### [Work to do]
Reproduce every record below exactly as written, leaving out any pictures.

### [Records for the task]
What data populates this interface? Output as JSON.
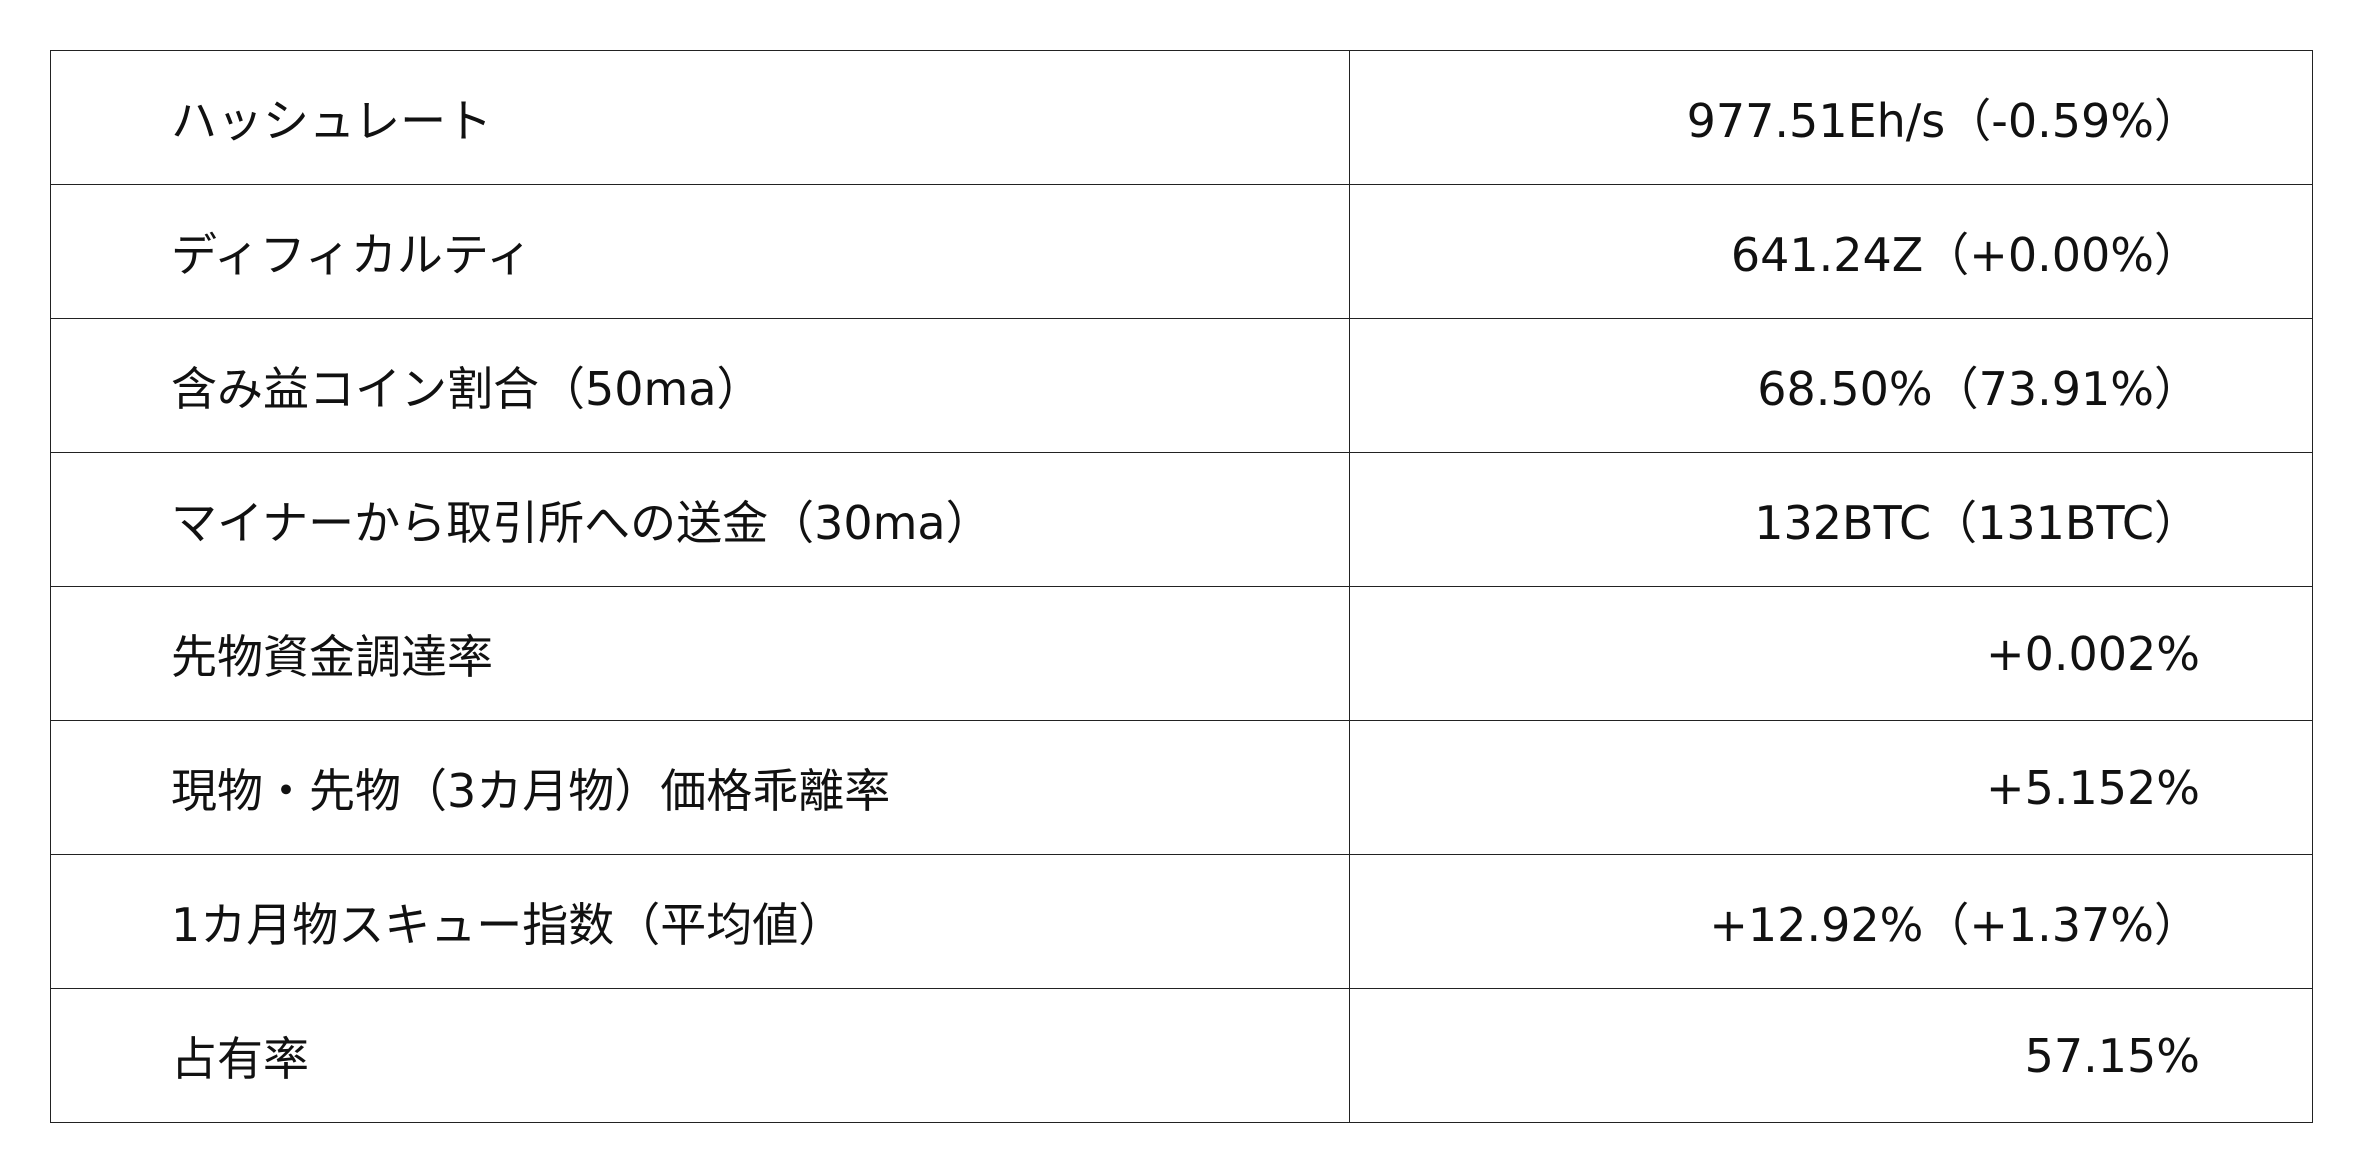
{
  "rows": [
    {
      "label": "ハッシュレート",
      "value": "977.51Eh/s（-0.59%）"
    },
    {
      "label": "ディフィカルティ",
      "value": "641.24Z（+0.00%）"
    },
    {
      "label": "含み益コイン割合（50ma）",
      "value": "68.50%（73.91%）"
    },
    {
      "label": "マイナーから取引所への送金（30ma）",
      "value": "132BTC（131BTC）"
    },
    {
      "label": "先物資金調達率",
      "value": "+0.002%"
    },
    {
      "label": "現物・先物（3カ月物）価格乖離率",
      "value": "+5.152%"
    },
    {
      "label": "1カ月物スキュー指数（平均値）",
      "value": "+12.92%（+1.37%）"
    },
    {
      "label": "占有率",
      "value": "57.15%"
    }
  ]
}
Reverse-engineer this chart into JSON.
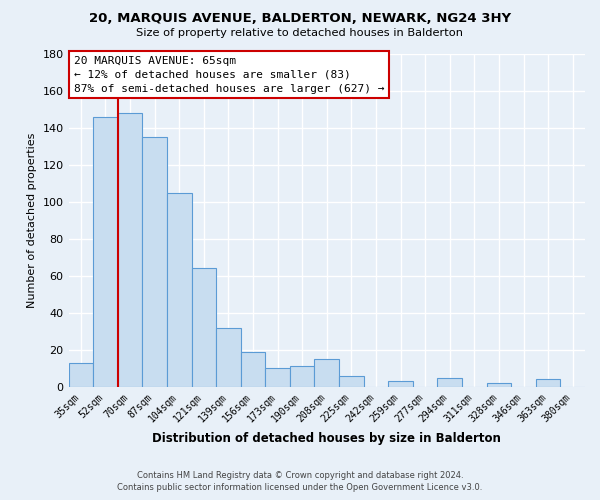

### [Task response]
What data populates this interface? Output as JSON.
{
  "rows": [
    {
      "label": "ハッシュレート",
      "value": "977.51Eh/s（-0.59%）"
    },
    {
      "label": "ディフィカルティ",
      "value": "641.24Z（+0.00%）"
    },
    {
      "label": "含み益コイン割合（50ma）",
      "value": "68.50%（73.91%）"
    },
    {
      "label": "マイナーから取引所への送金（30ma）",
      "value": "132BTC（131BTC）"
    },
    {
      "label": "先物資金調達率",
      "value": "+0.002%"
    },
    {
      "label": "現物・先物（3カ月物）価格乖離率",
      "value": "+5.152%"
    },
    {
      "label": "1カ月物スキュー指数（平均値）",
      "value": "+12.92%（+1.37%）"
    },
    {
      "label": "占有率",
      "value": "57.15%"
    }
  ]
}
Reverse-engineer this chart into JSON.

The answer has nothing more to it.